[Dataset content]:
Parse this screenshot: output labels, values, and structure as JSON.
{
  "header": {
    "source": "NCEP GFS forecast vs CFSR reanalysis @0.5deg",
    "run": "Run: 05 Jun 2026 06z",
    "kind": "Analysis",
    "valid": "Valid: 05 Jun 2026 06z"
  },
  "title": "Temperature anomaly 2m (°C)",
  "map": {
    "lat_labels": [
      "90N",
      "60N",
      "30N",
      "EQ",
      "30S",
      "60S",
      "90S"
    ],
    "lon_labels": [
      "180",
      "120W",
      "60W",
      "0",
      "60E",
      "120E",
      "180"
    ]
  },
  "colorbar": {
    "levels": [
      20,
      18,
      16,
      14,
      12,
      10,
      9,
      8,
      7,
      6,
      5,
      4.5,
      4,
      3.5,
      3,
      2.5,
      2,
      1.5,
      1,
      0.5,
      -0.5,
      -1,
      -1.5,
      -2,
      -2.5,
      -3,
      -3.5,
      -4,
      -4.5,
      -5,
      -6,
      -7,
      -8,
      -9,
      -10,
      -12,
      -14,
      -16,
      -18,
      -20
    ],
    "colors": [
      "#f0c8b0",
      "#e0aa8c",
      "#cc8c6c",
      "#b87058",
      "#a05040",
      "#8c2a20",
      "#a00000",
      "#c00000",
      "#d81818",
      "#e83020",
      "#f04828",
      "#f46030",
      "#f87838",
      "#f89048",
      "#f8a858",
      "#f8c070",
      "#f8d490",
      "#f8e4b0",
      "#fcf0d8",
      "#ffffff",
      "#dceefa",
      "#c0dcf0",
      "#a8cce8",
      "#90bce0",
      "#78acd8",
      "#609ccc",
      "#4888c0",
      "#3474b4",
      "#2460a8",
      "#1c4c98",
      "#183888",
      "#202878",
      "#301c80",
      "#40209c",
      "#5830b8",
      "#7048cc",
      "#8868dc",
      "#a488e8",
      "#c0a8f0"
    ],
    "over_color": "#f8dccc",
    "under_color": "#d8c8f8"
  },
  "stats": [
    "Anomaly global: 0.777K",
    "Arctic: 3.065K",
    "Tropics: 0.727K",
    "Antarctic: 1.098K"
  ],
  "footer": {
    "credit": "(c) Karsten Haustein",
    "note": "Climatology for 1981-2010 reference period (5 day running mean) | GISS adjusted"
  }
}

[What is expected]:
Emit the records above again, exactly, with no line skipped.

[Exercise solution]:
Parse this screenshot: output labels, values, and structure as JSON.
{
  "header": {
    "source": "NCEP GFS forecast vs CFSR reanalysis @0.5deg",
    "run": "Run: 05 Jun 2026 06z",
    "kind": "Analysis",
    "valid": "Valid: 05 Jun 2026 06z"
  },
  "title": "Temperature anomaly 2m (°C)",
  "map": {
    "lat_labels": [
      "90N",
      "60N",
      "30N",
      "EQ",
      "30S",
      "60S",
      "90S"
    ],
    "lon_labels": [
      "180",
      "120W",
      "60W",
      "0",
      "60E",
      "120E",
      "180"
    ]
  },
  "colorbar": {
    "levels": [
      20,
      18,
      16,
      14,
      12,
      10,
      9,
      8,
      7,
      6,
      5,
      4.5,
      4,
      3.5,
      3,
      2.5,
      2,
      1.5,
      1,
      0.5,
      -0.5,
      -1,
      -1.5,
      -2,
      -2.5,
      -3,
      -3.5,
      -4,
      -4.5,
      -5,
      -6,
      -7,
      -8,
      -9,
      -10,
      -12,
      -14,
      -16,
      -18,
      -20
    ],
    "colors": [
      "#f0c8b0",
      "#e0aa8c",
      "#cc8c6c",
      "#b87058",
      "#a05040",
      "#8c2a20",
      "#a00000",
      "#c00000",
      "#d81818",
      "#e83020",
      "#f04828",
      "#f46030",
      "#f87838",
      "#f89048",
      "#f8a858",
      "#f8c070",
      "#f8d490",
      "#f8e4b0",
      "#fcf0d8",
      "#ffffff",
      "#dceefa",
      "#c0dcf0",
      "#a8cce8",
      "#90bce0",
      "#78acd8",
      "#609ccc",
      "#4888c0",
      "#3474b4",
      "#2460a8",
      "#1c4c98",
      "#183888",
      "#202878",
      "#301c80",
      "#40209c",
      "#5830b8",
      "#7048cc",
      "#8868dc",
      "#a488e8",
      "#c0a8f0"
    ],
    "over_color": "#f8dccc",
    "under_color": "#d8c8f8"
  },
  "stats": [
    "Anomaly global: 0.777K",
    "Arctic: 3.065K",
    "Tropics: 0.727K",
    "Antarctic: 1.098K"
  ],
  "footer": {
    "credit": "(c) Karsten Haustein",
    "note": "Climatology for 1981-2010 reference period (5 day running mean) | GISS adjusted"
  }
}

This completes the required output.